• **INSTRUCTION**:
Reproduce each record exactly.

• **DATA EXTRACT**:

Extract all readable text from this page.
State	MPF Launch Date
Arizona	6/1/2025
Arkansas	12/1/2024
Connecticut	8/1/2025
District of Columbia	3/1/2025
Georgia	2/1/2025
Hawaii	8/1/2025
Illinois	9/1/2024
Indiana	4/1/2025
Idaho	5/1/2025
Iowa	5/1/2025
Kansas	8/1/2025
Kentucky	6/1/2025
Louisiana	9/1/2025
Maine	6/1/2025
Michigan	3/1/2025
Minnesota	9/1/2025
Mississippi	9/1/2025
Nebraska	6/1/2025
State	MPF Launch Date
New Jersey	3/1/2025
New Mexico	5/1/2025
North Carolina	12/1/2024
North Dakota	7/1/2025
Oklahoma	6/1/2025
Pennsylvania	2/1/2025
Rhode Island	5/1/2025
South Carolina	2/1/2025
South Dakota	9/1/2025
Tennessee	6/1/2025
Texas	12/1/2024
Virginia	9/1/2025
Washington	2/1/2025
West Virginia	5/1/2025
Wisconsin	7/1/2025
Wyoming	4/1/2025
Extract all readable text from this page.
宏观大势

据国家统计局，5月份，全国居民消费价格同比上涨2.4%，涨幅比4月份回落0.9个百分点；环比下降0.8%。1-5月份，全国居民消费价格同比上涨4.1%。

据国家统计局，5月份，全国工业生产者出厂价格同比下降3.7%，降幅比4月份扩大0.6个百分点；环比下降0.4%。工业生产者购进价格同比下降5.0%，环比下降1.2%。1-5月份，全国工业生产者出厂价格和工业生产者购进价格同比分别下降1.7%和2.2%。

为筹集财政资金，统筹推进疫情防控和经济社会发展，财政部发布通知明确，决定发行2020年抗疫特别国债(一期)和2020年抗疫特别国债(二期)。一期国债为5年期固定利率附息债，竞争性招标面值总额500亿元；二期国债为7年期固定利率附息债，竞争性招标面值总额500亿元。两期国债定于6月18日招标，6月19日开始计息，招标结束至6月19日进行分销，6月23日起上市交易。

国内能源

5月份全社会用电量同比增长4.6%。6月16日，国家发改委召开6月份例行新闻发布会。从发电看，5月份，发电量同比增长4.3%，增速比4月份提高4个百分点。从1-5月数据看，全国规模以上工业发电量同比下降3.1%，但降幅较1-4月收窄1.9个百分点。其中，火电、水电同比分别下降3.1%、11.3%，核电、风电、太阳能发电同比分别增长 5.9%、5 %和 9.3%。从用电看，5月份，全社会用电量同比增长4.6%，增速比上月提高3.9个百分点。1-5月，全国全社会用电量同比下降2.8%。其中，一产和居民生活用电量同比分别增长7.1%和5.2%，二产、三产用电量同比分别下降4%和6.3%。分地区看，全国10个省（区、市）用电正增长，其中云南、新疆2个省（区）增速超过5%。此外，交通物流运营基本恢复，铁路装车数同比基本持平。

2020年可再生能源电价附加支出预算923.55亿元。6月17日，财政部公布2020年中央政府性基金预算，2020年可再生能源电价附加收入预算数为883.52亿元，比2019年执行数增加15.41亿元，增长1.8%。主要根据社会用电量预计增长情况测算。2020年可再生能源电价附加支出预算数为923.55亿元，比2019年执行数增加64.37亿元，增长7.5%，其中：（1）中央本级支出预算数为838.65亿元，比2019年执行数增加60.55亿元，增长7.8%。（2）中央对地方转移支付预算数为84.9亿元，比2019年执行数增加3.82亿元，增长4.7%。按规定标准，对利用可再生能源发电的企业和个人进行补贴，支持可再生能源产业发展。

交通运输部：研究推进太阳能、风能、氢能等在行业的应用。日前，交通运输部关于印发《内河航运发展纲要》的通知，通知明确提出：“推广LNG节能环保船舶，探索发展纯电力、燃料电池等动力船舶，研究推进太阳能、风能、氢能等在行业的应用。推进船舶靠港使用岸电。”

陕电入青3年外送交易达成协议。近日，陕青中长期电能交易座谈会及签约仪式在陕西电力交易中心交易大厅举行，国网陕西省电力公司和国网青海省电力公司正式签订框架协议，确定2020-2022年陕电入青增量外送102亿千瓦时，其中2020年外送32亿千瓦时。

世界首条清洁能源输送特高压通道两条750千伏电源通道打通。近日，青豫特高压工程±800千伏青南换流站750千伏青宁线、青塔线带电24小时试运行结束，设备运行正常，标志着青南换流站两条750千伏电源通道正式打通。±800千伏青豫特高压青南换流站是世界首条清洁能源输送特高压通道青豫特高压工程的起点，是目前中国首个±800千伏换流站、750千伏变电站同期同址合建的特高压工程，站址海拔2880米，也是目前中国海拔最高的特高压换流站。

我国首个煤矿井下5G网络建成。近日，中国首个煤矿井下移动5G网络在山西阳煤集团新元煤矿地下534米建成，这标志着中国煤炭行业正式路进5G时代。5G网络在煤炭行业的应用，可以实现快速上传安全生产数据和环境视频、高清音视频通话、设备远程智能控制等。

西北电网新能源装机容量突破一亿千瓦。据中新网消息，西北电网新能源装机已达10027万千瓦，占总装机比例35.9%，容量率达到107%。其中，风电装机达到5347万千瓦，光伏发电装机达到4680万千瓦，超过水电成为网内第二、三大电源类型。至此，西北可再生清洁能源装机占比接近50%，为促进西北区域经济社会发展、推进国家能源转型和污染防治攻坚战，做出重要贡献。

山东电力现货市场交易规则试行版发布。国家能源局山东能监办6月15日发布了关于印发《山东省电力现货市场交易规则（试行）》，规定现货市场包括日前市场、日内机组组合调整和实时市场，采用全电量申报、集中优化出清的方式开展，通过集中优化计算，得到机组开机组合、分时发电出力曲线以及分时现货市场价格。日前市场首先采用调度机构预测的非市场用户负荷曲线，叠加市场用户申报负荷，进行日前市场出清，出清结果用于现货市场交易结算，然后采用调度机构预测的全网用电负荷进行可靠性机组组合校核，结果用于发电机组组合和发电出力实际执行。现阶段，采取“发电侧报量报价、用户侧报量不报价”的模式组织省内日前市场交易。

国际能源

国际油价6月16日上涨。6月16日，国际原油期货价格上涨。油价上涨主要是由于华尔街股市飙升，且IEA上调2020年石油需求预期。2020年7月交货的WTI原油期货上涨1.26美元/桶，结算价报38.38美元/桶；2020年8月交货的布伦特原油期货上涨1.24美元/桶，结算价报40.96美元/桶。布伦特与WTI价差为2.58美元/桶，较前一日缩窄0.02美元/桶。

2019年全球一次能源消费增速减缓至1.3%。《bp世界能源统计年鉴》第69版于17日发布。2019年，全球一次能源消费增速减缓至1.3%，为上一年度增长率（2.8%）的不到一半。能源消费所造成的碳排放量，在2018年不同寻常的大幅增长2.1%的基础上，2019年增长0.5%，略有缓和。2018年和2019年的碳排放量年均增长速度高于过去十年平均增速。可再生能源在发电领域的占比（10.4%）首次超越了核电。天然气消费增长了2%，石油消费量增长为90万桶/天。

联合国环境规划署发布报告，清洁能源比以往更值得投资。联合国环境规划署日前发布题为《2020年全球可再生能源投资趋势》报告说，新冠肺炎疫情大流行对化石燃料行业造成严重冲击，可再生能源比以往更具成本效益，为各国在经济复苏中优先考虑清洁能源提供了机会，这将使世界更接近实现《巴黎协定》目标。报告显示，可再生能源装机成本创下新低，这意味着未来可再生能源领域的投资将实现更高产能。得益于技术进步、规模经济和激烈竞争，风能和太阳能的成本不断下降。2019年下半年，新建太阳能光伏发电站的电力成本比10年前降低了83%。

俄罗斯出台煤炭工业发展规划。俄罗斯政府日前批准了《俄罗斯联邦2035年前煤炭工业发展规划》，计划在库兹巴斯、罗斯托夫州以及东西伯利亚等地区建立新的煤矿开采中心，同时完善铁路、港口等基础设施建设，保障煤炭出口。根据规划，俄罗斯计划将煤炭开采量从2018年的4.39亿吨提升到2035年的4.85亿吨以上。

• **SOLUTION FOR THIS TASK**:
Extract all readable text from this page.
State	MPF Launch Date
Arizona	6/1/2025
Arkansas	12/1/2024
Connecticut	8/1/2025
District of Columbia	3/1/2025
Georgia	2/1/2025
Hawaii	8/1/2025
Illinois	9/1/2024
Indiana	4/1/2025
Idaho	5/1/2025
Iowa	5/1/2025
Kansas	8/1/2025
Kentucky	6/1/2025
Louisiana	9/1/2025
Maine	6/1/2025
Michigan	3/1/2025
Minnesota	9/1/2025
Mississippi	9/1/2025
Nebraska	6/1/2025
State	MPF Launch Date
New Jersey	3/1/2025
New Mexico	5/1/2025
North Carolina	12/1/2024
North Dakota	7/1/2025
Oklahoma	6/1/2025
Pennsylvania	2/1/2025
Rhode Island	5/1/2025
South Carolina	2/1/2025
South Dakota	9/1/2025
Tennessee	6/1/2025
Texas	12/1/2024
Virginia	9/1/2025
Washington	2/1/2025
West Virginia	5/1/2025
Wisconsin	7/1/2025
Wyoming	4/1/2025
Extract all readable text from this page.
宏观大势

据国家统计局，5月份，全国居民消费价格同比上涨2.4%，涨幅比4月份回落0.9个百分点；环比下降0.8%。1-5月份，全国居民消费价格同比上涨4.1%。

据国家统计局，5月份，全国工业生产者出厂价格同比下降3.7%，降幅比4月份扩大0.6个百分点；环比下降0.4%。工业生产者购进价格同比下降5.0%，环比下降1.2%。1-5月份，全国工业生产者出厂价格和工业生产者购进价格同比分别下降1.7%和2.2%。

为筹集财政资金，统筹推进疫情防控和经济社会发展，财政部发布通知明确，决定发行2020年抗疫特别国债(一期)和2020年抗疫特别国债(二期)。一期国债为5年期固定利率附息债，竞争性招标面值总额500亿元；二期国债为7年期固定利率附息债，竞争性招标面值总额500亿元。两期国债定于6月18日招标，6月19日开始计息，招标结束至6月19日进行分销，6月23日起上市交易。

国内能源

5月份全社会用电量同比增长4.6%。6月16日，国家发改委召开6月份例行新闻发布会。从发电看，5月份，发电量同比增长4.3%，增速比4月份提高4个百分点。从1-5月数据看，全国规模以上工业发电量同比下降3.1%，但降幅较1-4月收窄1.9个百分点。其中，火电、水电同比分别下降3.1%、11.3%，核电、风电、太阳能发电同比分别增长 5.9%、5 %和 9.3%。从用电看，5月份，全社会用电量同比增长4.6%，增速比上月提高3.9个百分点。1-5月，全国全社会用电量同比下降2.8%。其中，一产和居民生活用电量同比分别增长7.1%和5.2%，二产、三产用电量同比分别下降4%和6.3%。分地区看，全国10个省（区、市）用电正增长，其中云南、新疆2个省（区）增速超过5%。此外，交通物流运营基本恢复，铁路装车数同比基本持平。

2020年可再生能源电价附加支出预算923.55亿元。6月17日，财政部公布2020年中央政府性基金预算，2020年可再生能源电价附加收入预算数为883.52亿元，比2019年执行数增加15.41亿元，增长1.8%。主要根据社会用电量预计增长情况测算。2020年可再生能源电价附加支出预算数为923.55亿元，比2019年执行数增加64.37亿元，增长7.5%，其中：（1）中央本级支出预算数为838.65亿元，比2019年执行数增加60.55亿元，增长7.8%。（2）中央对地方转移支付预算数为84.9亿元，比2019年执行数增加3.82亿元，增长4.7%。按规定标准，对利用可再生能源发电的企业和个人进行补贴，支持可再生能源产业发展。

交通运输部：研究推进太阳能、风能、氢能等在行业的应用。日前，交通运输部关于印发《内河航运发展纲要》的通知，通知明确提出：“推广LNG节能环保船舶，探索发展纯电力、燃料电池等动力船舶，研究推进太阳能、风能、氢能等在行业的应用。推进船舶靠港使用岸电。”

陕电入青3年外送交易达成协议。近日，陕青中长期电能交易座谈会及签约仪式在陕西电力交易中心交易大厅举行，国网陕西省电力公司和国网青海省电力公司正式签订框架协议，确定2020-2022年陕电入青增量外送102亿千瓦时，其中2020年外送32亿千瓦时。

世界首条清洁能源输送特高压通道两条750千伏电源通道打通。近日，青豫特高压工程±800千伏青南换流站750千伏青宁线、青塔线带电24小时试运行结束，设备运行正常，标志着青南换流站两条750千伏电源通道正式打通。±800千伏青豫特高压青南换流站是世界首条清洁能源输送特高压通道青豫特高压工程的起点，是目前中国首个±800千伏换流站、750千伏变电站同期同址合建的特高压工程，站址海拔2880米，也是目前中国海拔最高的特高压换流站。

我国首个煤矿井下5G网络建成。近日，中国首个煤矿井下移动5G网络在山西阳煤集团新元煤矿地下534米建成，这标志着中国煤炭行业正式路进5G时代。5G网络在煤炭行业的应用，可以实现快速上传安全生产数据和环境视频、高清音视频通话、设备远程智能控制等。

西北电网新能源装机容量突破一亿千瓦。据中新网消息，西北电网新能源装机已达10027万千瓦，占总装机比例35.9%，容量率达到107%。其中，风电装机达到5347万千瓦，光伏发电装机达到4680万千瓦，超过水电成为网内第二、三大电源类型。至此，西北可再生清洁能源装机占比接近50%，为促进西北区域经济社会发展、推进国家能源转型和污染防治攻坚战，做出重要贡献。

山东电力现货市场交易规则试行版发布。国家能源局山东能监办6月15日发布了关于印发《山东省电力现货市场交易规则（试行）》，规定现货市场包括日前市场、日内机组组合调整和实时市场，采用全电量申报、集中优化出清的方式开展，通过集中优化计算，得到机组开机组合、分时发电出力曲线以及分时现货市场价格。日前市场首先采用调度机构预测的非市场用户负荷曲线，叠加市场用户申报负荷，进行日前市场出清，出清结果用于现货市场交易结算，然后采用调度机构预测的全网用电负荷进行可靠性机组组合校核，结果用于发电机组组合和发电出力实际执行。现阶段，采取“发电侧报量报价、用户侧报量不报价”的模式组织省内日前市场交易。

国际能源

国际油价6月16日上涨。6月16日，国际原油期货价格上涨。油价上涨主要是由于华尔街股市飙升，且IEA上调2020年石油需求预期。2020年7月交货的WTI原油期货上涨1.26美元/桶，结算价报38.38美元/桶；2020年8月交货的布伦特原油期货上涨1.24美元/桶，结算价报40.96美元/桶。布伦特与WTI价差为2.58美元/桶，较前一日缩窄0.02美元/桶。

2019年全球一次能源消费增速减缓至1.3%。《bp世界能源统计年鉴》第69版于17日发布。2019年，全球一次能源消费增速减缓至1.3%，为上一年度增长率（2.8%）的不到一半。能源消费所造成的碳排放量，在2018年不同寻常的大幅增长2.1%的基础上，2019年增长0.5%，略有缓和。2018年和2019年的碳排放量年均增长速度高于过去十年平均增速。可再生能源在发电领域的占比（10.4%）首次超越了核电。天然气消费增长了2%，石油消费量增长为90万桶/天。

联合国环境规划署发布报告，清洁能源比以往更值得投资。联合国环境规划署日前发布题为《2020年全球可再生能源投资趋势》报告说，新冠肺炎疫情大流行对化石燃料行业造成严重冲击，可再生能源比以往更具成本效益，为各国在经济复苏中优先考虑清洁能源提供了机会，这将使世界更接近实现《巴黎协定》目标。报告显示，可再生能源装机成本创下新低，这意味着未来可再生能源领域的投资将实现更高产能。得益于技术进步、规模经济和激烈竞争，风能和太阳能的成本不断下降。2019年下半年，新建太阳能光伏发电站的电力成本比10年前降低了83%。

俄罗斯出台煤炭工业发展规划。俄罗斯政府日前批准了《俄罗斯联邦2035年前煤炭工业发展规划》，计划在库兹巴斯、罗斯托夫州以及东西伯利亚等地区建立新的煤矿开采中心，同时完善铁路、港口等基础设施建设，保障煤炭出口。根据规划，俄罗斯计划将煤炭开采量从2018年的4.39亿吨提升到2035年的4.85亿吨以上。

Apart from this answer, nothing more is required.